The rumen pH decreased significantly when quinoa supplementation increased to 50% (Table 2, p < 0.05). IVDMD, acetate, acetate to propionate ratio and TVFA increased with the increase of quinoa addition in the mix silage, while propionate and decreased. In addition, there was on difference in acetate, propionate, acetate to propionate ratio, isobutyrate, valerate and isovalerate between Q50 and Q70. It was interesting that isobutyrate, valerate and isovalerate of Q50 and Q70 was the same as that of Q0, but significantly higher than that of Q30 and Q100. Cumulative total gas and CH4 emissions increased with the quinoa addition increased, while the CH4/total gas ratio decreased.
Table 2. In vitro rumen fermentation parameters and gas emission of silage prepared with alfalfa, quinoa, and their mixture.
According to the PCA loading plot (Figure 1A), Advenella, CAG 873, and UBA1067 contributed significantly to the PCA, suggesting they might be key species responsible for the differences in microbial community composition. The PCA plot depicting the overall rumen bacterial structure (Figure 1B) showed distinct clustering of bacterial community compositions, with Q0 in the first quadrant, Q100 in the second quadrant, Q70 in the third quadrant, and Q30 and Q50 in the fourth quadrant. Except for Q0, the richness of the rumen bacterial community, as measured by the Observed_species and Chao1 indices, increased with the level of quinoa supplementation. Diversity, assessed by the Shannon index, was the highest in the Q100 treatment, followed by Q50 and Q70, while the lowest diversity was observed in the Q0 and Q30 treatments (Figure 1C).
Figure 1. Bacterial diversity. (A,B) Species loadings and two-dimensional ordination of samples from PCA. A represents each point as a species (default classification is by genus). The horizontal and vertical coordinates reflect the relative contribution of each species to the variation observed in the samples along the two principal components. The percentages in parentheses on the axes indicate the proportion of compositional differences in species abundance relative to the total variation in each dimension across all samples. The default settings for the two axes ensure that the ratio of the physical length of the axes corresponds to the ratio of their respective variances. This means that the contribution of a species to the compositional differences between sample groups is proportional to the sum of its distances from the axes, with contributions indicated by a color gradient from yellow (smallest) to red (largest). (B) Each point in the graph represents a sample, with different colors indicating different sample groups. (C) Grouped boxplots of the Alpha diversity index.
The bacterial composition structures were shown in Figure 2. Bacteroidetes and Firmicutes were the dominant phyla (Figure 2A), while Prevotella and CAG 873 were the predominant genera (Figure 2B). At the phylum level, the relative abundance of Spirochaetota exhibited a slight linear decrease (Supplementary Table S1, p < 0.05), whereas the relative abundance of Verrucomicrobiota showed a linear increase (p < 0.05) as the quinoa proportion increased. At the genus level, the relative abundance of CAG 873, Prevotella, Acinetobacter, Treponema D, RUG11690, and Ruminococcus E also displayed a slight linear decrease (Supplementary Table S2, p < 0.05), while the relative abundance of Bact 11, Limimorpha, F23 D06, Advenella, and unclassified Bacteria exhibited a linear increase (p < 0.05) with increasing quinoa proportion.

* **Problem 1**: Decide whether each statement agrees with the passage on quinoa silage and rumen fermentation. For each, answer yes or no and quote the deciding words. (a) Shannon index diversity was highest in the Q100 treatment. (b) Firmicutes and Spirochaetota were the dominant phyla. (c) The CH4/total gas ratio rose as quinoa addition increased.
* **Problem 2**: In the passage on quinoa silage and rumen fermentation, which quadrant of the PCA plot of overall rumen bacterial structure held Q0?

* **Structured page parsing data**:
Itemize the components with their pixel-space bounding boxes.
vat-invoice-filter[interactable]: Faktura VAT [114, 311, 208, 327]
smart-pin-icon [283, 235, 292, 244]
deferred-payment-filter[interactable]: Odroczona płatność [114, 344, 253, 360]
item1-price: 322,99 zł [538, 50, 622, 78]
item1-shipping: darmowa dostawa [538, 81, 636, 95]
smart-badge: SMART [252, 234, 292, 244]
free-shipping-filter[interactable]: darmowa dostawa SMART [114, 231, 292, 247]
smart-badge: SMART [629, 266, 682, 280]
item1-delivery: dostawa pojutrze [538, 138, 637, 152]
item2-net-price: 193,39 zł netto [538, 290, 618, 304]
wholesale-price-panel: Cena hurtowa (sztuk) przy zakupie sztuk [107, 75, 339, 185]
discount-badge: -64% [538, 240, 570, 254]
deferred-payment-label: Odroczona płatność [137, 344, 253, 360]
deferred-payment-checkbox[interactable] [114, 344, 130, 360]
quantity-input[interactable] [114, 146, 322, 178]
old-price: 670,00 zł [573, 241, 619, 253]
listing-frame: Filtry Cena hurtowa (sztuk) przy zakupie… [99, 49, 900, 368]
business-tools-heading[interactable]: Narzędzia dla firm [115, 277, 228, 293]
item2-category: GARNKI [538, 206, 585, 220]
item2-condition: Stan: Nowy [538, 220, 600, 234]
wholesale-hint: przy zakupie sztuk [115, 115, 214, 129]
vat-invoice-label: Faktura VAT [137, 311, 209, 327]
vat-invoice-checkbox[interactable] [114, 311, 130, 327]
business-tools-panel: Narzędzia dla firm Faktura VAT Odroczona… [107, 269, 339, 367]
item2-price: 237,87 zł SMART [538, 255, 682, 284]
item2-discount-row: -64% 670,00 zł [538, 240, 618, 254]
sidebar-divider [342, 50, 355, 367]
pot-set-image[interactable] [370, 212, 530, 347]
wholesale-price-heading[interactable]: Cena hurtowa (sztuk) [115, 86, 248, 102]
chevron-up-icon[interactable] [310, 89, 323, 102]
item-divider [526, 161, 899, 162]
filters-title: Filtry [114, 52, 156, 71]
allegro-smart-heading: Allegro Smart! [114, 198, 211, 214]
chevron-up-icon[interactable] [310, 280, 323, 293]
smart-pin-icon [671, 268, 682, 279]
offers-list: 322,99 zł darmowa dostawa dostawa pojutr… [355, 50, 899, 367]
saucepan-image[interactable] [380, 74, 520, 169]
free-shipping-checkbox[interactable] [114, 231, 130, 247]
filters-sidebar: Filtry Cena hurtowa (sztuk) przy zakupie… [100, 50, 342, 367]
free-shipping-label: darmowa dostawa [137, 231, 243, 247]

* **Answer area 1**:
(a) Yes: "Diversity, assessed by the Shannon index, was the highest in the Q100 treatment"
(b) No: "Bacteroidetes and Firmicutes were the dominant phyla"
(c) No: "while the CH4/total gas ratio decreased"

* **Answer area 2**: The first quadrant.